_Exercise objective_
Lines that contain the string "values" are to be copied; leave out all others.

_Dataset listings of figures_
******************************
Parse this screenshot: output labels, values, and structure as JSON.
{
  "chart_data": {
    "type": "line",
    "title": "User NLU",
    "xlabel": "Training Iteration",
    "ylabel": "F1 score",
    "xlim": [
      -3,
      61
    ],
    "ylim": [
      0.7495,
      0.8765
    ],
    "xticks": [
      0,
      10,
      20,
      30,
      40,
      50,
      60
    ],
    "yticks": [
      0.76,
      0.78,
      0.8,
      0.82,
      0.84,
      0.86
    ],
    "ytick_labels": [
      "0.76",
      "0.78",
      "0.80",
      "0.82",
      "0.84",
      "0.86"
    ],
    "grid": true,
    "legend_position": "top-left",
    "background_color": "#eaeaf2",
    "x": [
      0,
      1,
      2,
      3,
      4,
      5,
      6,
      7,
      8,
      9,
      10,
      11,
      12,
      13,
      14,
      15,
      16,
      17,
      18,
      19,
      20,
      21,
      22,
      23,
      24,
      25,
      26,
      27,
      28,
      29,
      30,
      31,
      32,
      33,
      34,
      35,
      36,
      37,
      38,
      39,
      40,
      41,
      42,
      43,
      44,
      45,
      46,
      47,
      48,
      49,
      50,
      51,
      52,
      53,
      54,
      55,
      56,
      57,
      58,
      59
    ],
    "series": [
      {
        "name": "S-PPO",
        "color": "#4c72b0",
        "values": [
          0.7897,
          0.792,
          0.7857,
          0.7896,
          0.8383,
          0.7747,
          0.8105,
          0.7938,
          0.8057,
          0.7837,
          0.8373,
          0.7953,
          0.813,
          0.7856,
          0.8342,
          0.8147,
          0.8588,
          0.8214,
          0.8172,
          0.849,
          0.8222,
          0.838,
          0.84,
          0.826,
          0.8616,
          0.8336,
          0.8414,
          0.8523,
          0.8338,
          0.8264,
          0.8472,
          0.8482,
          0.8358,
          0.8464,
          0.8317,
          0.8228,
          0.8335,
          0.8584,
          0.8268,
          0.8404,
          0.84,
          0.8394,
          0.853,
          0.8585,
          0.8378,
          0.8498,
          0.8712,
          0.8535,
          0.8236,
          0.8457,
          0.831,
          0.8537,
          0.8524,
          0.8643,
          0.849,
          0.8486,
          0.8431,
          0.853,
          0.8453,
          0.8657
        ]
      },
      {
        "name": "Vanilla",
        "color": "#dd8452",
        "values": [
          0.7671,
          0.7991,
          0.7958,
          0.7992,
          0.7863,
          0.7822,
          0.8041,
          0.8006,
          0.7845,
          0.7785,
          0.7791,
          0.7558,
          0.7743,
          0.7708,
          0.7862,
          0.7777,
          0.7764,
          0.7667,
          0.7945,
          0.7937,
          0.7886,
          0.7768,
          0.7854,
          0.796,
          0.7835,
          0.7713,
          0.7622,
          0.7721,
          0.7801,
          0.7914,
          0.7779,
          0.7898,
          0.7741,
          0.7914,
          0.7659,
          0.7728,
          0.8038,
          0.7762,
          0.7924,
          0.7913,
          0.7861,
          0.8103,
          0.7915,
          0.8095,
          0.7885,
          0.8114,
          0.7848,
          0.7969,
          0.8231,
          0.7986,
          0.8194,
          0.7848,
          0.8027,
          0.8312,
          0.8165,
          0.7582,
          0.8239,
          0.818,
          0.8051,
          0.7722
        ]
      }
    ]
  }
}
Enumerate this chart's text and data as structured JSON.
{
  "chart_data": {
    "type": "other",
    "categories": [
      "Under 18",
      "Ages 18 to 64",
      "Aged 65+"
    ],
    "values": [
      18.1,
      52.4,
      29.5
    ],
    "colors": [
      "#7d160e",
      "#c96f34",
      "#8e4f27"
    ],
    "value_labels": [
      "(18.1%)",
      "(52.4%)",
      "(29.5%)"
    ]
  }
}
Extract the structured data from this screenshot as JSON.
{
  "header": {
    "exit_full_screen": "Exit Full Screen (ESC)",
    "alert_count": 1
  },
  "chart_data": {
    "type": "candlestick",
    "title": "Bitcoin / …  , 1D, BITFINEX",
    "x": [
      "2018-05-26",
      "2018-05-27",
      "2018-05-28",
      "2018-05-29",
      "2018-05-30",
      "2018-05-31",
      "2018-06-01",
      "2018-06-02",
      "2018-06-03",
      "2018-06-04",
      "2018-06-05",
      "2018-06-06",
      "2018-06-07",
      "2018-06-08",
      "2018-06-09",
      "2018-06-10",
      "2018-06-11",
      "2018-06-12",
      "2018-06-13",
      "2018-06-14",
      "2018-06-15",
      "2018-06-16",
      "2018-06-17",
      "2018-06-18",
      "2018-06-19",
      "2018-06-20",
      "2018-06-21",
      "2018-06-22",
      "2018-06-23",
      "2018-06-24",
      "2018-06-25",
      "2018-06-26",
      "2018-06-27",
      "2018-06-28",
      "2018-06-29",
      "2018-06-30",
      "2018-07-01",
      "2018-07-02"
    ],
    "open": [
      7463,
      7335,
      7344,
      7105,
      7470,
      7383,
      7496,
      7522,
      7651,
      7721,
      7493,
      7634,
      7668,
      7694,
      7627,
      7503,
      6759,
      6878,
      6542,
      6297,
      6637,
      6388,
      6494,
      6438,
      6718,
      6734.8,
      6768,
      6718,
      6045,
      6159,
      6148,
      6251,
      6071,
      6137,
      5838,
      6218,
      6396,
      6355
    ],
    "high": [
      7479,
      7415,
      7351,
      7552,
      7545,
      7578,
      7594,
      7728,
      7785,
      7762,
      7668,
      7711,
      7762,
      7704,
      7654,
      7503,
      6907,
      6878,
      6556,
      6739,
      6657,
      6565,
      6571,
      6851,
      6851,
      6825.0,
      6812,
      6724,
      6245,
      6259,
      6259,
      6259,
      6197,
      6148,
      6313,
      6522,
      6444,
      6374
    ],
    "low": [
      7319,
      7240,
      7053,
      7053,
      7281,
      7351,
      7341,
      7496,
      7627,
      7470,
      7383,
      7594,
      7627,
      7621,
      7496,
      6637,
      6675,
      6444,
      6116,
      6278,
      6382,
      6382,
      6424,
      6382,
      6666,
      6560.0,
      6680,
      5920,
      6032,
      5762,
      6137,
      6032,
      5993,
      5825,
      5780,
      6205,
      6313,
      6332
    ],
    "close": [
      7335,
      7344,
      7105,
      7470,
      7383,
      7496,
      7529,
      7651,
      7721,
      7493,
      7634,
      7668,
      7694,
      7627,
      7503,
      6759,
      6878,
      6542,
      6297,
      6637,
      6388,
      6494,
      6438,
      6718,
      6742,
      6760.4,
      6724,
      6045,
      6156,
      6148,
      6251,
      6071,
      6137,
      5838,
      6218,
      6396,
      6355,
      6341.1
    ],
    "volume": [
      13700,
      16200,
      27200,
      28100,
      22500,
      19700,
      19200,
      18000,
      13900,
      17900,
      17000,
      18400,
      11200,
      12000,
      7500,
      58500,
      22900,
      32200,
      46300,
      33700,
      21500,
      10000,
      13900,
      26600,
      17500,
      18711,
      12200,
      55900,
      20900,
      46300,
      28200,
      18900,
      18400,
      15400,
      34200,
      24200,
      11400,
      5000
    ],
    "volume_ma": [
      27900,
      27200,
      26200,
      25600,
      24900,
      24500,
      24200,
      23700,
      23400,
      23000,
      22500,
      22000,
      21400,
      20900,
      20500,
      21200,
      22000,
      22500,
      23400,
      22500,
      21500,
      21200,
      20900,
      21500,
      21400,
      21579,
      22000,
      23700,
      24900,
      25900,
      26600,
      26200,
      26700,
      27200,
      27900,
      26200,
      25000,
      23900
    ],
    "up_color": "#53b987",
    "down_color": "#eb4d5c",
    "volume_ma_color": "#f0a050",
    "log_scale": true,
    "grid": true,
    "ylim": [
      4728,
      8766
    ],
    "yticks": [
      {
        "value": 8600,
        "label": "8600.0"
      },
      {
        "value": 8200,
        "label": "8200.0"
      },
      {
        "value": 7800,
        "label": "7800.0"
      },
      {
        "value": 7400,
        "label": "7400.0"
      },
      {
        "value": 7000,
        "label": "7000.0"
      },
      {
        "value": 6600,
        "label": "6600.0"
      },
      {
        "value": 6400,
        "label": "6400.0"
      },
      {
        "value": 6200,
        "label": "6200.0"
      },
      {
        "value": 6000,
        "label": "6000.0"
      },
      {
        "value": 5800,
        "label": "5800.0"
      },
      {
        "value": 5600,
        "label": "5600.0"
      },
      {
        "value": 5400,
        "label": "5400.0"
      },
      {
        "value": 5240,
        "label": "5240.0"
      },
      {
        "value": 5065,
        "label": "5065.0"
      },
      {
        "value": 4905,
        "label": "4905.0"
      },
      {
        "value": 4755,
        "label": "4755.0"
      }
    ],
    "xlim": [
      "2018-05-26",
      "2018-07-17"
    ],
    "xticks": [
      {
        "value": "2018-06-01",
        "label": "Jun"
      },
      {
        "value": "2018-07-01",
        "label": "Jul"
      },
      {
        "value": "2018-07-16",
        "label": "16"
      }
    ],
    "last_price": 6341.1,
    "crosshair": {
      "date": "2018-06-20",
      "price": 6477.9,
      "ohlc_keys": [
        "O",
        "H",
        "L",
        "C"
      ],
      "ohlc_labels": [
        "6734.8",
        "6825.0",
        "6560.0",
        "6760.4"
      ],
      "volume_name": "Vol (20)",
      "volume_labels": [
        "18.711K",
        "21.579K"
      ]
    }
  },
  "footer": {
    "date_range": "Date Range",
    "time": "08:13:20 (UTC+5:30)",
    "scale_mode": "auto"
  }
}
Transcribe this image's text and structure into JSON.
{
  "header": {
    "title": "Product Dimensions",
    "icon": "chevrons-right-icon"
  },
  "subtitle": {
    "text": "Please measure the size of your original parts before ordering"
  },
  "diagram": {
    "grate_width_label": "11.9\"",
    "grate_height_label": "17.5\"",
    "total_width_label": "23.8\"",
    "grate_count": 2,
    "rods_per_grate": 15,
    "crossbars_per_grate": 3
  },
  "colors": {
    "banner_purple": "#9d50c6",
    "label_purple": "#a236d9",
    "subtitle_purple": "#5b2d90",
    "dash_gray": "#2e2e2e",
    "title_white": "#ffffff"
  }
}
******************************
_Exercise answer_
Parse this screenshot: output labels, values, and structure as JSON.
        "values": [
        "values": [
    "values": [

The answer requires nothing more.